* **What this exercise asks**:
1 - According to the passage about volunteering at Camp Aranu'tiq, which groups of people know the camp's location? Name all of them.
2 - In the records, duplicate every line from the start through the line containing "list-item: ❖ Move data", including both ends. Leave the pictures out.

His eyes were bright and excited, and a smile beamed across his face.

As his mother looked down and hugged him, I felt a knot in my throat and my eyes fill with tears.

What had the “A-Team” told us new counselors just a few hours before?

Oh yeah, that this week would be emotional. At the time, I wasn’t really sure what they meant.

Sure, I knew that when it was time to say goodbye at the end of the week it would be sad, but I didn’t even think about experiencing happy tears until that moment.

Standing in the driveway on that first day, welcoming campers as their parents checked them in, it hit me: I knew I was in for something extraordinary.

A special week for all

Last week, at a location known only to the parents, staff and counselors, I had the honor of volunteering with Camp Aranu’tiq, a week-long, overnight summer camp for transgender and gender-variant youth, aged 8 to 15.

The camp, started by Nick Teich on the East Coast, was held on the West Coast for the first time this year, right here in Southern California.

The mission of Camp Aranu’tiq is to “provide transgender and gender-variant youth with a safe, fun, and unique outdoor camp experience and to foster leadership skills in a place where campers are able to express gender however they are comfortable and connect with others in similar situations.”

I received information about the Southern California session through my involvement with PFLAG San Diego. As soon as I read the materials describing the volunteer opportunity, I knew I needed to apply, since Aranu’tiq combines my two passions in life: working with children and LGBT activism.

* **Material for this task**:
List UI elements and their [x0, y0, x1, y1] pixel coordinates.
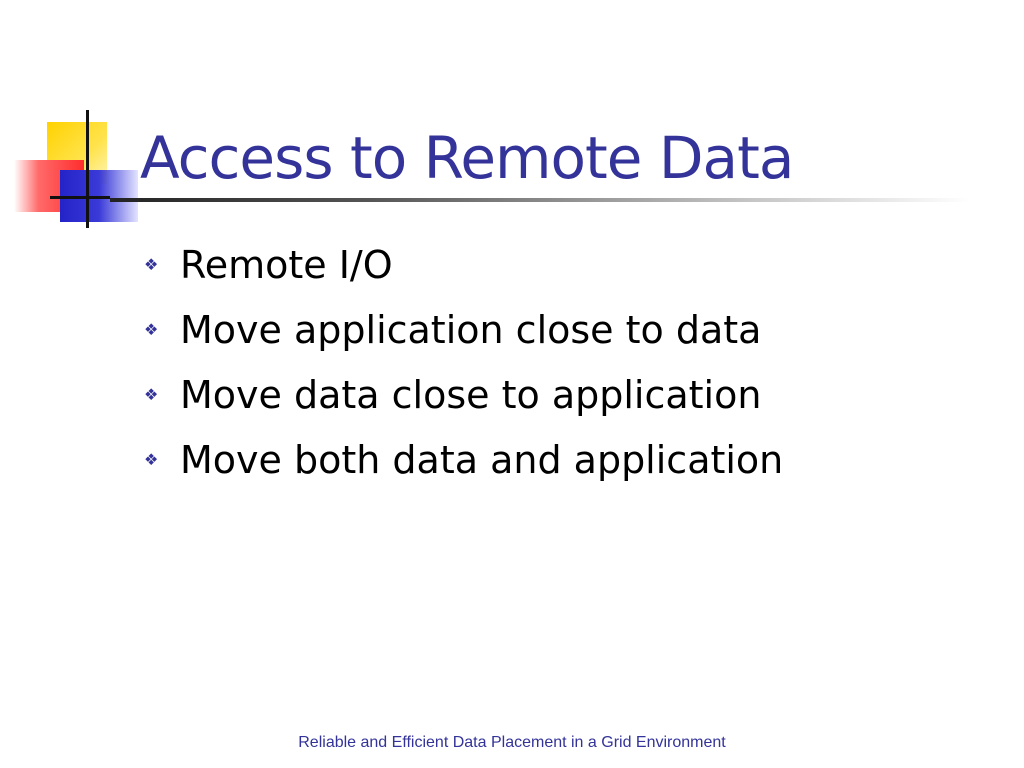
slide-footer: Reliable and Efficient Data Placement in…: [298, 734, 726, 751]
list-item: ❖ Remote I/O: [144, 232, 783, 297]
four-diamond-bullet-icon: ❖: [144, 384, 159, 404]
bullet-text: Remote I/O: [180, 242, 393, 287]
slide-title: Access to Remote Data: [140, 124, 794, 192]
list-item: ❖ Move data close to application: [144, 362, 783, 427]
bullet-text: Move application close to data: [180, 307, 762, 352]
bullet-text: Move data close to application: [180, 372, 762, 417]
list-item: ❖ Move both data and application: [144, 427, 783, 492]
logo-vertical-line: [86, 110, 89, 228]
list-item: ❖ Move application close to data: [144, 297, 783, 362]
four-diamond-bullet-icon: ❖: [144, 449, 159, 469]
decorative-logo: [0, 100, 150, 240]
four-diamond-bullet-icon: ❖: [144, 254, 159, 274]
bullet-list: ❖ Remote I/O ❖ Move application close to…: [144, 232, 783, 492]
four-diamond-bullet-icon: ❖: [144, 319, 159, 339]
bullet-text: Move both data and application: [180, 437, 784, 482]
logo-horizontal-line: [50, 196, 110, 199]
title-underline: [110, 198, 970, 202]
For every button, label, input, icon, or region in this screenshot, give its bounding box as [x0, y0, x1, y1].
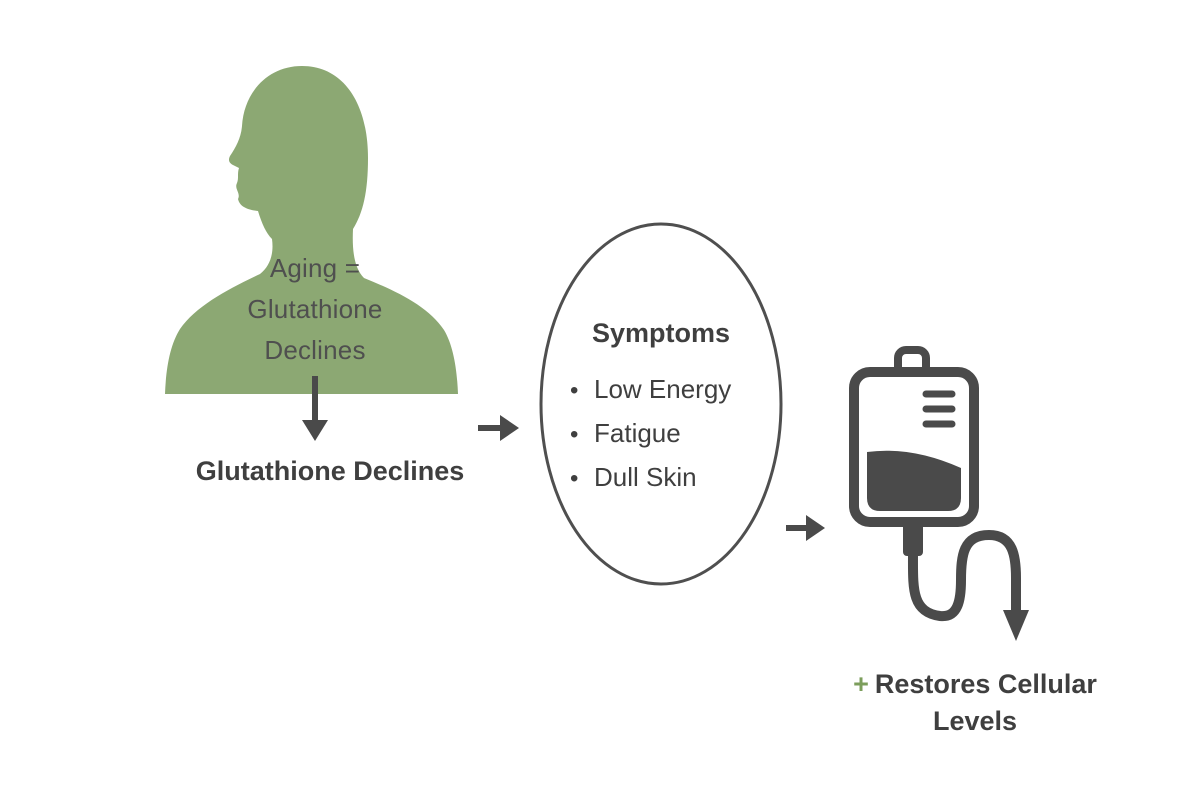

* **Worked solutions**:
1 - Parents, staff and counselors.

2 -
List UI elements and their [x0, y0, x1, y1] pixel coordinates.
slide-footer: Reliable and Efficient Data Placement in…: [298, 734, 726, 751]
list-item: ❖ Remote I/O: [144, 232, 783, 297]
four-diamond-bullet-icon: ❖: [144, 384, 159, 404]
bullet-text: Remote I/O: [180, 242, 393, 287]
slide-title: Access to Remote Data: [140, 124, 794, 192]
list-item: ❖ Move data close to application: [144, 362, 783, 427]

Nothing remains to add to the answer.